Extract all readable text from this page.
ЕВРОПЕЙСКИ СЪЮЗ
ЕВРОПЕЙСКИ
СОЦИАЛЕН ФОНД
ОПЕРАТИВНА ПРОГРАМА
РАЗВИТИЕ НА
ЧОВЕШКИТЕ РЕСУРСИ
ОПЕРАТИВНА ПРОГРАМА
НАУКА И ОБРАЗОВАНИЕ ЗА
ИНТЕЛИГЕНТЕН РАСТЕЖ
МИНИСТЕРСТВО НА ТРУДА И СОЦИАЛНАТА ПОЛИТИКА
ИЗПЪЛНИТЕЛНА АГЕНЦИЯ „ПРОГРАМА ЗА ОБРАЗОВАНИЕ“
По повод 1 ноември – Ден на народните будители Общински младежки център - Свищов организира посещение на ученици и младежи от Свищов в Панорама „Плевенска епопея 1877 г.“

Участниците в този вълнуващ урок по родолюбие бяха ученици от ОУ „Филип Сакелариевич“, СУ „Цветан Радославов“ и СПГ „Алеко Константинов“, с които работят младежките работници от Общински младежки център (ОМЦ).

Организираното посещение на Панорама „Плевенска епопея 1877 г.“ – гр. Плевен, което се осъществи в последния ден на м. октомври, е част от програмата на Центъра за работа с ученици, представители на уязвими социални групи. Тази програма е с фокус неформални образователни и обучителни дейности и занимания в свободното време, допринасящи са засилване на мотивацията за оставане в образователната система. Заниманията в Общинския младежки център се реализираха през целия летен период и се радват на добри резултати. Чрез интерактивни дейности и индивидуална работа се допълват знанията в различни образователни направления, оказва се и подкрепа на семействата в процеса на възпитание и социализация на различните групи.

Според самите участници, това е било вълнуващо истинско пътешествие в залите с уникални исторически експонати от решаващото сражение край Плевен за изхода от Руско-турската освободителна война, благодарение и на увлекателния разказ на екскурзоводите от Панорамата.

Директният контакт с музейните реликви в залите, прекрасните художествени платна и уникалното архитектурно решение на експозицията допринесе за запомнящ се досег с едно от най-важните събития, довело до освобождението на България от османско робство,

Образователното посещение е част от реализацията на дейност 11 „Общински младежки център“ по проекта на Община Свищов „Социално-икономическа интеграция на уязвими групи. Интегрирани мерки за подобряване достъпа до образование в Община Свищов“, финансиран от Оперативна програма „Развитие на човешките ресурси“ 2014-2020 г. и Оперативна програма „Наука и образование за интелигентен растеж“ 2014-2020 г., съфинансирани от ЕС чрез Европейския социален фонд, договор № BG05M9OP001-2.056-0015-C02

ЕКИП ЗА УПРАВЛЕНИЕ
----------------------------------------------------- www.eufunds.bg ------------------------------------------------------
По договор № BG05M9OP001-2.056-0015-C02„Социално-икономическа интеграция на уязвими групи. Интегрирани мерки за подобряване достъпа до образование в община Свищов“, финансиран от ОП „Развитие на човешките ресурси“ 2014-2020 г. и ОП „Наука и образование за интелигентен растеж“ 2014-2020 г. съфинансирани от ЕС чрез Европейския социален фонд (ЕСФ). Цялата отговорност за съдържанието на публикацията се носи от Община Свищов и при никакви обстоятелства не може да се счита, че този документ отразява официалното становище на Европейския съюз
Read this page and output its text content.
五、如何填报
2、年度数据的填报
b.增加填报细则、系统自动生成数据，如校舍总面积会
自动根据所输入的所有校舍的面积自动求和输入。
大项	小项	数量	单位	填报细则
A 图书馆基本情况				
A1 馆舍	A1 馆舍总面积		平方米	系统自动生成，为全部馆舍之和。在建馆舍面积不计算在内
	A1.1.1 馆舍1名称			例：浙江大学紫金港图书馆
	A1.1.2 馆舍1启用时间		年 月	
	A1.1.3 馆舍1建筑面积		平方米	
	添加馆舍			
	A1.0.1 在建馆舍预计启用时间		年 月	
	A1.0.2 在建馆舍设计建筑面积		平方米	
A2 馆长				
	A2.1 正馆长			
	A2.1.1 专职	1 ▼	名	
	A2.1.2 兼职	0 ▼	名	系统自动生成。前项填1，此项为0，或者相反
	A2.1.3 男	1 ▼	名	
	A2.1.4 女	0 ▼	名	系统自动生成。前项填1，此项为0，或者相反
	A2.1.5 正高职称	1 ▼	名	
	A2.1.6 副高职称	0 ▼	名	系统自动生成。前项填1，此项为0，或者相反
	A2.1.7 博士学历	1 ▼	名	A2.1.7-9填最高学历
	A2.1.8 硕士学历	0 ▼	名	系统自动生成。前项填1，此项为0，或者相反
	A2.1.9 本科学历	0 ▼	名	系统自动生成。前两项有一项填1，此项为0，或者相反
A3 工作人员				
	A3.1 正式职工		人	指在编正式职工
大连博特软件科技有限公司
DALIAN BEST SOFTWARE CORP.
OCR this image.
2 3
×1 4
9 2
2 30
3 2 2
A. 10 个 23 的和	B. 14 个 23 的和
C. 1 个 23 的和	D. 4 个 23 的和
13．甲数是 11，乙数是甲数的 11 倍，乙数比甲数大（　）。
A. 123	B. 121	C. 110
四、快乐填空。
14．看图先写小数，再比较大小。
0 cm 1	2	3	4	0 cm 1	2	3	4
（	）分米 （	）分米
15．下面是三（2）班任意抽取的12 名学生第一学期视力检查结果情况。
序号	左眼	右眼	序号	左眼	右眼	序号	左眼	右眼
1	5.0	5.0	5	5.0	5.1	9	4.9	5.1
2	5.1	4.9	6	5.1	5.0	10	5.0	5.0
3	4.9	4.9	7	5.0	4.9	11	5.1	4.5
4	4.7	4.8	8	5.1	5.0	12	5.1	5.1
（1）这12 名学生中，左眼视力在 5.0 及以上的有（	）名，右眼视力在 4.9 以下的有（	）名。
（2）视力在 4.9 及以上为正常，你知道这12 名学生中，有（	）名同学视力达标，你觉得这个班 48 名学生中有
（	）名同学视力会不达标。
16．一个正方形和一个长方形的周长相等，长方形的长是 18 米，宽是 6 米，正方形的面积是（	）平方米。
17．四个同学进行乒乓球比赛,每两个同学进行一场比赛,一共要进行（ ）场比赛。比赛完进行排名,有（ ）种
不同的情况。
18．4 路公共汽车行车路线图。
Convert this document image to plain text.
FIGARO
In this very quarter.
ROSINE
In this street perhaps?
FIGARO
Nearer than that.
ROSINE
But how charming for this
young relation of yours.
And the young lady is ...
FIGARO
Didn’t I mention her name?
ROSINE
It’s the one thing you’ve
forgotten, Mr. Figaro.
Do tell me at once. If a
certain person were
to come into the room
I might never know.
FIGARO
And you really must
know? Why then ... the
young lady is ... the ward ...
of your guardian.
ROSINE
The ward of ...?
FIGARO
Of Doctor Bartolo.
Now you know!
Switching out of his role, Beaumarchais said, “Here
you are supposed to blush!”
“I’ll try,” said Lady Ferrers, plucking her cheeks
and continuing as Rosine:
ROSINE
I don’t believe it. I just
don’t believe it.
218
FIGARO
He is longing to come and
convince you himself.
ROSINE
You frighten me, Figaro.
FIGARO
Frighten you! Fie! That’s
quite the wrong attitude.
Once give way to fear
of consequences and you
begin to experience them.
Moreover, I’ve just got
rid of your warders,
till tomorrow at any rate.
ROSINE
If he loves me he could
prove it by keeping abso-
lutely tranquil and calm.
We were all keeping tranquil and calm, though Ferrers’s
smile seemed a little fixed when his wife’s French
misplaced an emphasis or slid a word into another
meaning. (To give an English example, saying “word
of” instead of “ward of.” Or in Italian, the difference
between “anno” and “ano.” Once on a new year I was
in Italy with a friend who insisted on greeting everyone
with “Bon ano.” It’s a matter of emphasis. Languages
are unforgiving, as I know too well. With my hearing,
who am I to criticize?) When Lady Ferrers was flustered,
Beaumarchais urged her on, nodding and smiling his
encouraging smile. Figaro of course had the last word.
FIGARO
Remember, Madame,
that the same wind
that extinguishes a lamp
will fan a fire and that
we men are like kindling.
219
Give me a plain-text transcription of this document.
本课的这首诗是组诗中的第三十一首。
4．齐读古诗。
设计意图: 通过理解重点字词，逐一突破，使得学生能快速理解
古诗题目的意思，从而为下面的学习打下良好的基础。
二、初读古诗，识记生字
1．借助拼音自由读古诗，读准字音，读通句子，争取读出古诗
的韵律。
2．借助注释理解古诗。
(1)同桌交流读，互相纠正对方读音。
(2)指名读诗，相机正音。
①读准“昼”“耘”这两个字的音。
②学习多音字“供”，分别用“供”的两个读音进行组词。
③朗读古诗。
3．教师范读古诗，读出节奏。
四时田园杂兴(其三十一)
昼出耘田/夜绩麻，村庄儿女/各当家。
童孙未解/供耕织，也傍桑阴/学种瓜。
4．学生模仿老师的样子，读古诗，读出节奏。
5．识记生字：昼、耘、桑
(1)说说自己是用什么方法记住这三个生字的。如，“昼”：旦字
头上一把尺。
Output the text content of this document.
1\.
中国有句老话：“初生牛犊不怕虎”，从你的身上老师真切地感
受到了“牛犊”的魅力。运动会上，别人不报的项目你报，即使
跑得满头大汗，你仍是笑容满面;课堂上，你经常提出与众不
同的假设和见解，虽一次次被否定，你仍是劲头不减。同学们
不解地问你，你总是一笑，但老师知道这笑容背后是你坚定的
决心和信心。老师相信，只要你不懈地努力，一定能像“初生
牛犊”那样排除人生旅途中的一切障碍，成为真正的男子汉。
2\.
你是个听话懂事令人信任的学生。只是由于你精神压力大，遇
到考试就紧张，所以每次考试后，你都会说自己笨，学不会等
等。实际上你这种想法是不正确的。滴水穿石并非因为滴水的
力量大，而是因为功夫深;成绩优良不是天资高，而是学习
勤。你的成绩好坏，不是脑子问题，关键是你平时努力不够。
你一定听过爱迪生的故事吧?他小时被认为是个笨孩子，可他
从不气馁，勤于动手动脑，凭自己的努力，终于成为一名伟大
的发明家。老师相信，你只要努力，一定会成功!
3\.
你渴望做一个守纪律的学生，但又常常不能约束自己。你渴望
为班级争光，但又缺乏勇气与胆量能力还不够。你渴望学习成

**BRIEF:** Look through the material above and pick out each line holding the word "Beaumarchais".

**SOLUTION TO THIS EXERCISE:**
Switching out of his role, Beaumarchais said, “Here
Beaumarchais urged her on, nodding and smiling his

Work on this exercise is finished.